* WORK TO DO *
Pictures aside, repeat every entry exactly.

* AVAILABLE RECORDS *
────
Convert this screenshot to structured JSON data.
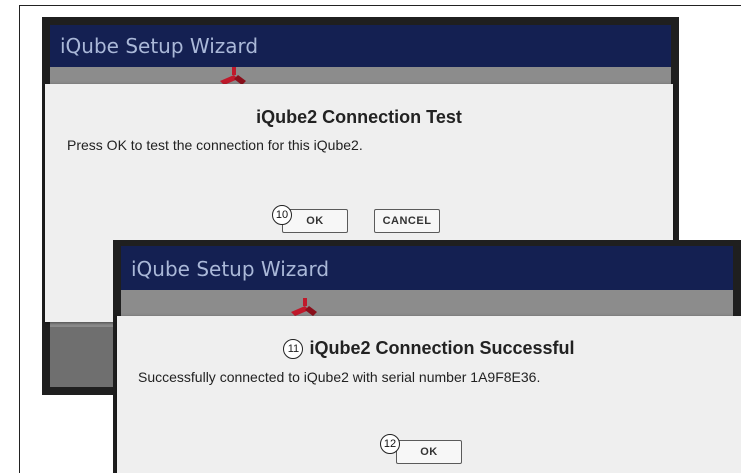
{
  "back_window": {
    "title": "iQube Setup Wizard",
    "dialog": {
      "title": "iQube2 Connection Test",
      "message": "Press OK to test the connection for this iQube2.",
      "ok_label": "OK",
      "cancel_label": "CANCEL"
    }
  },
  "front_window": {
    "title": "iQube Setup Wizard",
    "dialog": {
      "title": "iQube2 Connection Successful",
      "message": "Successfully connected to iQube2 with serial number 1A9F8E36.",
      "ok_label": "OK"
    }
  },
  "callouts": {
    "c10": "10",
    "c11": "11",
    "c12": "12"
  },
  "colors": {
    "titlebar": "#142052",
    "dialog_bg": "#efefef",
    "frame_bg": "#1f1f1f",
    "logo_accent": "#c0192b"
  }
}
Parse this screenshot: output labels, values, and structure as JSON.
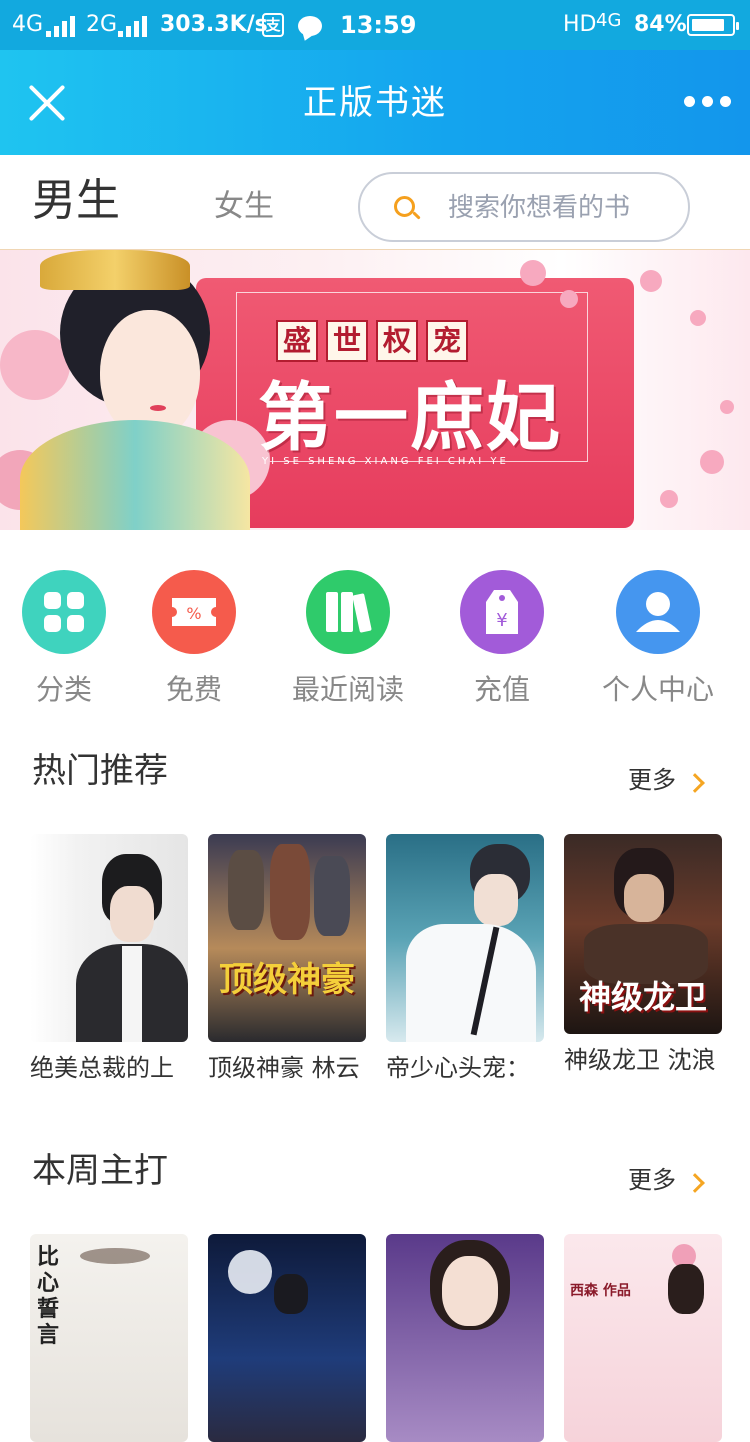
{
  "status_bar": {
    "network_1": "4G",
    "network_2": "2G",
    "speed": "303.3K/s",
    "alipay_glyph": "支",
    "time": "13:59",
    "hd": "HD",
    "network_3": "4G",
    "battery": "84%",
    "battery_level": 0.84
  },
  "title_bar": {
    "title": "正版书迷"
  },
  "tabs": {
    "male": "男生",
    "female": "女生",
    "search_placeholder": "搜索你想看的书"
  },
  "banner": {
    "subtitle_chars": [
      "盛",
      "世",
      "权",
      "宠"
    ],
    "title": "第一庶妃",
    "pinyin": "YI SE SHENG XIANG FEI CHAI YE"
  },
  "quick_menu": [
    {
      "label": "分类",
      "icon": "grid-icon",
      "color": "#3fd3be"
    },
    {
      "label": "免费",
      "icon": "ticket-icon",
      "color": "#f55b4c"
    },
    {
      "label": "最近阅读",
      "icon": "books-icon",
      "color": "#2fcb6b"
    },
    {
      "label": "充值",
      "icon": "price-tag-icon",
      "color": "#a25bd9"
    },
    {
      "label": "个人中心",
      "icon": "user-icon",
      "color": "#4596ef"
    }
  ],
  "hot": {
    "title": "热门推荐",
    "more": "更多",
    "books": [
      {
        "name": "绝美总裁的上",
        "cover_text": ""
      },
      {
        "name": "顶级神豪 林云",
        "cover_text": "顶级神豪"
      },
      {
        "name": "帝少心头宠：",
        "cover_text": ""
      },
      {
        "name": "神级龙卫 沈浪",
        "cover_text": "神级龙卫"
      }
    ]
  },
  "weekly": {
    "title": "本周主打",
    "more": "更多",
    "cover_text_1": "比心誓言",
    "cover_text_4": "西森 作品"
  }
}
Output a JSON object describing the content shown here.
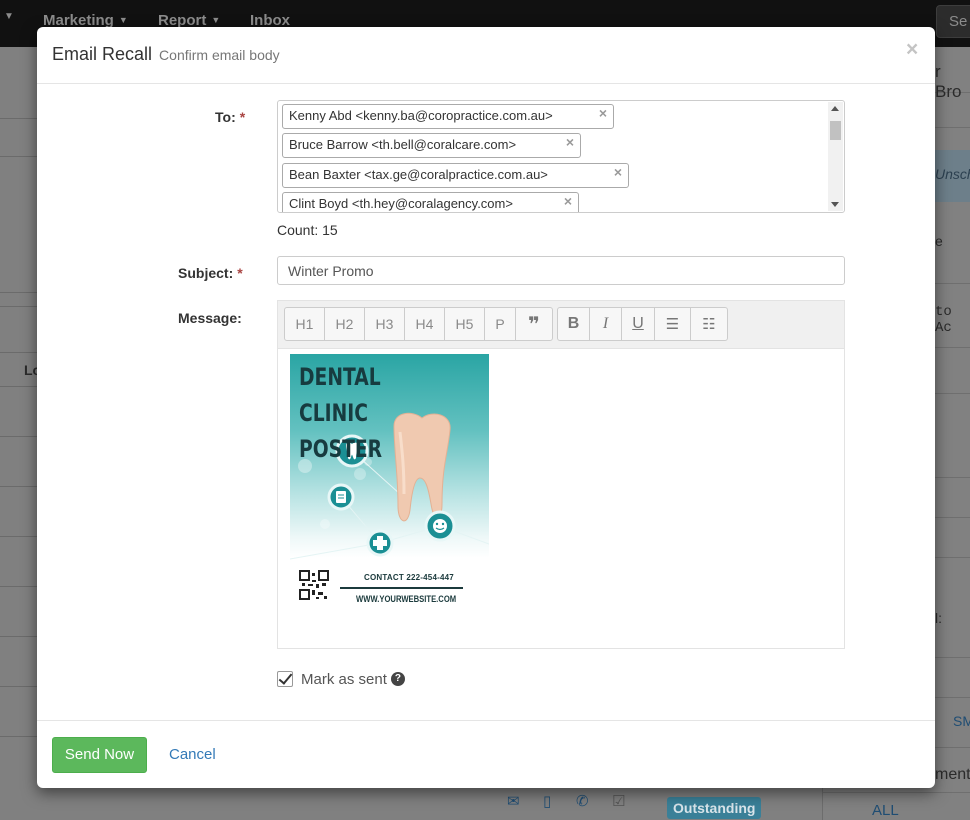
{
  "background": {
    "nav": {
      "marketing": "Marketing",
      "report": "Report",
      "inbox": "Inbox",
      "search_placeholder": "Se"
    },
    "right_fragments": [
      "r Bro",
      "Unsche",
      "e",
      "to Ac",
      "l:",
      "SM",
      "ments",
      "ALL"
    ],
    "left_fragment": "Lo",
    "status_badge": "Outstanding"
  },
  "modal": {
    "title": "Email Recall",
    "subtitle": "Confirm email body",
    "close": "×",
    "to": {
      "label": "To:",
      "required": "*",
      "recipients": [
        "Kenny Abd <kenny.ba@coropractice.com.au>",
        "Bruce Barrow <th.bell@coralcare.com>",
        "Bean Baxter <tax.ge@coralpractice.com.au>",
        "Clint Boyd <th.hey@coralagency.com>"
      ],
      "remove_glyph": "×",
      "count_text": "Count: 15"
    },
    "subject": {
      "label": "Subject:",
      "required": "*",
      "value": "Winter Promo"
    },
    "message": {
      "label": "Message:",
      "toolbar_headings": [
        "H1",
        "H2",
        "H3",
        "H4",
        "H5",
        "P",
        "❞"
      ],
      "toolbar_format": [
        "B",
        "I",
        "U",
        "☰",
        "☷"
      ],
      "poster": {
        "title_line1": "DENTAL CLINIC",
        "title_line2": "POSTER",
        "contact": "CONTACT 222-454-447",
        "website": "WWW.YOURWEBSITE.COM"
      }
    },
    "mark_as_sent": {
      "label": "Mark as sent",
      "checked": true,
      "help": "?"
    },
    "footer": {
      "send": "Send Now",
      "cancel": "Cancel"
    }
  },
  "colors": {
    "primary_green": "#5cb85c",
    "link_blue": "#337ab7",
    "required_red": "#a94442",
    "poster_teal": "#1b8f94"
  }
}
────
* ANSWER TO THE TASK *
Convert this screenshot to structured JSON data.
{
  "back_window": {
    "title": "iQube Setup Wizard",
    "dialog": {
      "title": "iQube2 Connection Test",
      "message": "Press OK to test the connection for this iQube2.",
      "ok_label": "OK",
      "cancel_label": "CANCEL"
    }
  },
  "front_window": {
    "title": "iQube Setup Wizard",
    "dialog": {
      "title": "iQube2 Connection Successful",
      "message": "Successfully connected to iQube2 with serial number 1A9F8E36.",
      "ok_label": "OK"
    }
  },
  "callouts": {
    "c10": "10",
    "c11": "11",
    "c12": "12"
  },
  "colors": {
    "titlebar": "#142052",
    "dialog_bg": "#efefef",
    "frame_bg": "#1f1f1f",
    "logo_accent": "#c0192b"
  }
}
Parse this screenshot: output labels, values, and structure as JSON.
{
  "status_bar": {
    "network_1": "4G",
    "network_2": "2G",
    "speed": "303.3K/s",
    "alipay_glyph": "支",
    "time": "13:59",
    "hd": "HD",
    "network_3": "4G",
    "battery": "84%",
    "battery_level": 0.84
  },
  "title_bar": {
    "title": "正版书迷"
  },
  "tabs": {
    "male": "男生",
    "female": "女生",
    "search_placeholder": "搜索你想看的书"
  },
  "banner": {
    "subtitle_chars": [
      "盛",
      "世",
      "权",
      "宠"
    ],
    "title": "第一庶妃",
    "pinyin": "YI SE SHENG XIANG FEI CHAI YE"
  },
  "quick_menu": [
    {
      "label": "分类",
      "icon": "grid-icon",
      "color": "#3fd3be"
    },
    {
      "label": "免费",
      "icon": "ticket-icon",
      "color": "#f55b4c"
    },
    {
      "label": "最近阅读",
      "icon": "books-icon",
      "color": "#2fcb6b"
    },
    {
      "label": "充值",
      "icon": "price-tag-icon",
      "color": "#a25bd9"
    },
    {
      "label": "个人中心",
      "icon": "user-icon",
      "color": "#4596ef"
    }
  ],
  "hot": {
    "title": "热门推荐",
    "more": "更多",
    "books": [
      {
        "name": "绝美总裁的上",
        "cover_text": ""
      },
      {
        "name": "顶级神豪 林云",
        "cover_text": "顶级神豪"
      },
      {
        "name": "帝少心头宠：",
        "cover_text": ""
      },
      {
        "name": "神级龙卫 沈浪",
        "cover_text": "神级龙卫"
      }
    ]
  },
  "weekly": {
    "title": "本周主打",
    "more": "更多",
    "cover_text_1": "比心誓言",
    "cover_text_4": "西森 作品"
  }
}
Output a JSON object describing the content shown here.
{
  "background": {
    "nav": {
      "marketing": "Marketing",
      "report": "Report",
      "inbox": "Inbox",
      "search_placeholder": "Se"
    },
    "right_fragments": [
      "r Bro",
      "Unsche",
      "e",
      "to Ac",
      "l:",
      "SM",
      "ments",
      "ALL"
    ],
    "left_fragment": "Lo",
    "status_badge": "Outstanding"
  },
  "modal": {
    "title": "Email Recall",
    "subtitle": "Confirm email body",
    "close": "×",
    "to": {
      "label": "To:",
      "required": "*",
      "recipients": [
        "Kenny Abd <kenny.ba@coropractice.com.au>",
        "Bruce Barrow <th.bell@coralcare.com>",
        "Bean Baxter <tax.ge@coralpractice.com.au>",
        "Clint Boyd <th.hey@coralagency.com>"
      ],
      "remove_glyph": "×",
      "count_text": "Count: 15"
    },
    "subject": {
      "label": "Subject:",
      "required": "*",
      "value": "Winter Promo"
    },
    "message": {
      "label": "Message:",
      "toolbar_headings": [
        "H1",
        "H2",
        "H3",
        "H4",
        "H5",
        "P",
        "❞"
      ],
      "toolbar_format": [
        "B",
        "I",
        "U",
        "☰",
        "☷"
      ],
      "poster": {
        "title_line1": "DENTAL CLINIC",
        "title_line2": "POSTER",
        "contact": "CONTACT 222-454-447",
        "website": "WWW.YOURWEBSITE.COM"
      }
    },
    "mark_as_sent": {
      "label": "Mark as sent",
      "checked": true,
      "help": "?"
    },
    "footer": {
      "send": "Send Now",
      "cancel": "Cancel"
    }
  },
  "colors": {
    "primary_green": "#5cb85c",
    "link_blue": "#337ab7",
    "required_red": "#a94442",
    "poster_teal": "#1b8f94"
  }
}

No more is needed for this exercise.